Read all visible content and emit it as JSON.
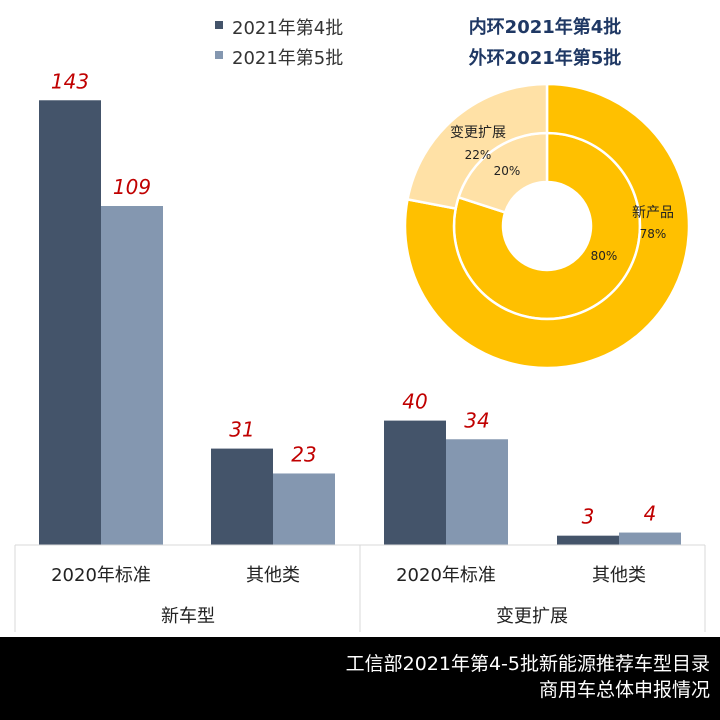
{
  "chart_data": [
    {
      "type": "bar",
      "groups": [
        {
          "label": "新车型",
          "categories": [
            "2020年标准",
            "其他类"
          ]
        },
        {
          "label": "变更扩展",
          "categories": [
            "2020年标准",
            "其他类"
          ]
        }
      ],
      "series": [
        {
          "name": "2021年第4批",
          "color": "#44546a",
          "values": [
            143,
            31,
            40,
            3
          ]
        },
        {
          "name": "2021年第5批",
          "color": "#8497b0",
          "values": [
            109,
            23,
            34,
            4
          ]
        }
      ],
      "legend": "top-left",
      "grid": false,
      "label_color": "#c00000"
    },
    {
      "type": "pie",
      "subtype": "donut",
      "legend_text": [
        "内环2021年第4批",
        "外环2021年第5批"
      ],
      "categories": [
        "新产品",
        "变更扩展"
      ],
      "colors": [
        "#ffc000",
        "#ffe1a6"
      ],
      "series": [
        {
          "name": "内环",
          "values": [
            80,
            20
          ],
          "labels": [
            "80%",
            "20%"
          ]
        },
        {
          "name": "外环",
          "values": [
            78,
            22
          ],
          "labels": [
            "78%",
            "22%"
          ]
        }
      ]
    }
  ],
  "footer": {
    "line1": "工信部2021年第4-5批新能源推荐车型目录",
    "line2": "商用车总体申报情况"
  }
}
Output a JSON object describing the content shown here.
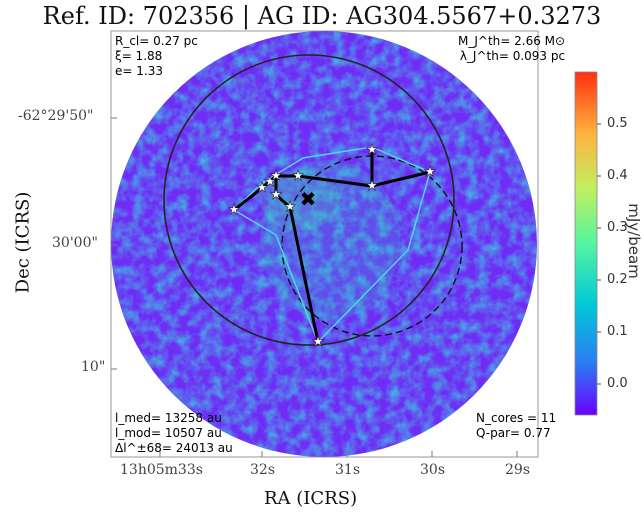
{
  "title": "Ref. ID: 702356 | AG ID: AG304.5567+0.3273",
  "annotations": {
    "top_left": [
      "R_cl= 0.27 pc",
      "ξ= 1.88",
      "e= 1.33"
    ],
    "top_right": [
      "M_J^th= 2.66 M⊙",
      "λ_J^th= 0.093 pc"
    ],
    "bottom_left": [
      "l_med= 13258 au",
      "l_mod= 10507 au",
      "Δl^±68= 24013 au"
    ],
    "bottom_right": [
      "N_cores = 11",
      "Q-par= 0.77"
    ]
  },
  "axes": {
    "xlabel": "RA (ICRS)",
    "ylabel": "Dec (ICRS)",
    "xticks": [
      "13h05m33s",
      "32s",
      "31s",
      "30s",
      "29s"
    ],
    "yticks": [
      "-62°29'50\"",
      "30'00\"",
      "10\""
    ]
  },
  "colorbar": {
    "label": "mJy/beam",
    "ticks": [
      "0.5",
      "0.4",
      "0.3",
      "0.2",
      "0.1",
      "0.0"
    ],
    "colormap": "rainbow",
    "colors": [
      "#6a00ff",
      "#2c7bf2",
      "#00c8d8",
      "#55f5a0",
      "#c0f060",
      "#ffb340",
      "#ff3010"
    ]
  },
  "overlay": {
    "mst_color": "#000000",
    "hull_color": "#4fd6e6",
    "circle_color": "#222222",
    "core_count": 11
  }
}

> [The problem] Without the pictures, restate all the entries above exactly.

> [Written answer]
Read all visible content and emit it as JSON.
{
  "chart_data": [
    {
      "type": "bar",
      "groups": [
        {
          "label": "新车型",
          "categories": [
            "2020年标准",
            "其他类"
          ]
        },
        {
          "label": "变更扩展",
          "categories": [
            "2020年标准",
            "其他类"
          ]
        }
      ],
      "series": [
        {
          "name": "2021年第4批",
          "color": "#44546a",
          "values": [
            143,
            31,
            40,
            3
          ]
        },
        {
          "name": "2021年第5批",
          "color": "#8497b0",
          "values": [
            109,
            23,
            34,
            4
          ]
        }
      ],
      "legend": "top-left",
      "grid": false,
      "label_color": "#c00000"
    },
    {
      "type": "pie",
      "subtype": "donut",
      "legend_text": [
        "内环2021年第4批",
        "外环2021年第5批"
      ],
      "categories": [
        "新产品",
        "变更扩展"
      ],
      "colors": [
        "#ffc000",
        "#ffe1a6"
      ],
      "series": [
        {
          "name": "内环",
          "values": [
            80,
            20
          ],
          "labels": [
            "80%",
            "20%"
          ]
        },
        {
          "name": "外环",
          "values": [
            78,
            22
          ],
          "labels": [
            "78%",
            "22%"
          ]
        }
      ]
    }
  ],
  "footer": {
    "line1": "工信部2021年第4-5批新能源推荐车型目录",
    "line2": "商用车总体申报情况"
  }
}
Output a JSON object describing the content shown here.
{
  "title": "Ref. ID: 702356 | AG ID: AG304.5567+0.3273",
  "annotations": {
    "top_left": [
      "R_cl= 0.27 pc",
      "ξ= 1.88",
      "e= 1.33"
    ],
    "top_right": [
      "M_J^th= 2.66 M⊙",
      "λ_J^th= 0.093 pc"
    ],
    "bottom_left": [
      "l_med= 13258 au",
      "l_mod= 10507 au",
      "Δl^±68= 24013 au"
    ],
    "bottom_right": [
      "N_cores = 11",
      "Q-par= 0.77"
    ]
  },
  "axes": {
    "xlabel": "RA (ICRS)",
    "ylabel": "Dec (ICRS)",
    "xticks": [
      "13h05m33s",
      "32s",
      "31s",
      "30s",
      "29s"
    ],
    "yticks": [
      "-62°29'50\"",
      "30'00\"",
      "10\""
    ]
  },
  "colorbar": {
    "label": "mJy/beam",
    "ticks": [
      "0.5",
      "0.4",
      "0.3",
      "0.2",
      "0.1",
      "0.0"
    ],
    "colormap": "rainbow",
    "colors": [
      "#6a00ff",
      "#2c7bf2",
      "#00c8d8",
      "#55f5a0",
      "#c0f060",
      "#ffb340",
      "#ff3010"
    ]
  },
  "overlay": {
    "mst_color": "#000000",
    "hull_color": "#4fd6e6",
    "circle_color": "#222222",
    "core_count": 11
  }
}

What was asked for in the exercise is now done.